** DIRECTION **
Transcribe the listing word for word.
'''
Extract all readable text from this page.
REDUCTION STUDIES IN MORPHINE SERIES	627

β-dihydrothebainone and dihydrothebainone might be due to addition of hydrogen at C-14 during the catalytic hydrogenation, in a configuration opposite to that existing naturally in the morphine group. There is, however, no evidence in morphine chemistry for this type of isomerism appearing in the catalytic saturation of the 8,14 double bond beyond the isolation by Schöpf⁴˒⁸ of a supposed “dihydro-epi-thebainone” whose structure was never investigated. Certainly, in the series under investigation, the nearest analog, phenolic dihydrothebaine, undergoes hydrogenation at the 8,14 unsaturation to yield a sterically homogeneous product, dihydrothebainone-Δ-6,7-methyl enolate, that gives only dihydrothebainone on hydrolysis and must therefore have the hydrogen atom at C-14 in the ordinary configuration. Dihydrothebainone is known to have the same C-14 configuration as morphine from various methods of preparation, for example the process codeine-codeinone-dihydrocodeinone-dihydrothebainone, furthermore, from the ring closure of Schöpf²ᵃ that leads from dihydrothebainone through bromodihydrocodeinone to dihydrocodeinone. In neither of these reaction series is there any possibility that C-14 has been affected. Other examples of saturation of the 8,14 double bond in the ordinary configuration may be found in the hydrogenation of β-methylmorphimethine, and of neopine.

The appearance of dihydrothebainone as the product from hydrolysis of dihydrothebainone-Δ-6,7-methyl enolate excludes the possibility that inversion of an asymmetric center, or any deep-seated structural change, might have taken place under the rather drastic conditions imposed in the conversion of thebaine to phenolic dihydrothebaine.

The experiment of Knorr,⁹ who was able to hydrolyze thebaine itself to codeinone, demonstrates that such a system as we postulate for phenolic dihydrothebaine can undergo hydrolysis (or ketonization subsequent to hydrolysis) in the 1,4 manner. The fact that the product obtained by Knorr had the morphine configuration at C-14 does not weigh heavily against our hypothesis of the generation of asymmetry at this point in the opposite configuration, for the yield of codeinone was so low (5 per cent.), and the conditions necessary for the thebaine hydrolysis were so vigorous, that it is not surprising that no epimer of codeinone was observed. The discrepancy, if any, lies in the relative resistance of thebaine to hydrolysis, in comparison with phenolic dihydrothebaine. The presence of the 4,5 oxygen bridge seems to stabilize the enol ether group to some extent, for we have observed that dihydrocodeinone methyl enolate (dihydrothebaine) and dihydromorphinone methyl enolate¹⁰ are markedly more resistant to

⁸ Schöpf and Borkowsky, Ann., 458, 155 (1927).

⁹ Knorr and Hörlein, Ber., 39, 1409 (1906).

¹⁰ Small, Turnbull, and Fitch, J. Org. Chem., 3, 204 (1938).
'''
** FINAL RESULT **
Extract all readable text from this page.
REDUCTION STUDIES IN MORPHINE SERIES	627

β-dihydrothebainone and dihydrothebainone might be due to addition of hydrogen at C-14 during the catalytic hydrogenation, in a configuration opposite to that existing naturally in the morphine group. There is, however, no evidence in morphine chemistry for this type of isomerism appearing in the catalytic saturation of the 8,14 double bond beyond the isolation by Schöpf⁴˒⁸ of a supposed “dihydro-epi-thebainone” whose structure was never investigated. Certainly, in the series under investigation, the nearest analog, phenolic dihydrothebaine, undergoes hydrogenation at the 8,14 unsaturation to yield a sterically homogeneous product, dihydrothebainone-Δ-6,7-methyl enolate, that gives only dihydrothebainone on hydrolysis and must therefore have the hydrogen atom at C-14 in the ordinary configuration. Dihydrothebainone is known to have the same C-14 configuration as morphine from various methods of preparation, for example the process codeine-codeinone-dihydrocodeinone-dihydrothebainone, furthermore, from the ring closure of Schöpf²ᵃ that leads from dihydrothebainone through bromodihydrocodeinone to dihydrocodeinone. In neither of these reaction series is there any possibility that C-14 has been affected. Other examples of saturation of the 8,14 double bond in the ordinary configuration may be found in the hydrogenation of β-methylmorphimethine, and of neopine.

The appearance of dihydrothebainone as the product from hydrolysis of dihydrothebainone-Δ-6,7-methyl enolate excludes the possibility that inversion of an asymmetric center, or any deep-seated structural change, might have taken place under the rather drastic conditions imposed in the conversion of thebaine to phenolic dihydrothebaine.

The experiment of Knorr,⁹ who was able to hydrolyze thebaine itself to codeinone, demonstrates that such a system as we postulate for phenolic dihydrothebaine can undergo hydrolysis (or ketonization subsequent to hydrolysis) in the 1,4 manner. The fact that the product obtained by Knorr had the morphine configuration at C-14 does not weigh heavily against our hypothesis of the generation of asymmetry at this point in the opposite configuration, for the yield of codeinone was so low (5 per cent.), and the conditions necessary for the thebaine hydrolysis were so vigorous, that it is not surprising that no epimer of codeinone was observed. The discrepancy, if any, lies in the relative resistance of thebaine to hydrolysis, in comparison with phenolic dihydrothebaine. The presence of the 4,5 oxygen bridge seems to stabilize the enol ether group to some extent, for we have observed that dihydrocodeinone methyl enolate (dihydrothebaine) and dihydromorphinone methyl enolate¹⁰ are markedly more resistant to

⁸ Schöpf and Borkowsky, Ann., 458, 155 (1927).

⁹ Knorr and Hörlein, Ber., 39, 1409 (1906).

¹⁰ Small, Turnbull, and Fitch, J. Org. Chem., 3, 204 (1938).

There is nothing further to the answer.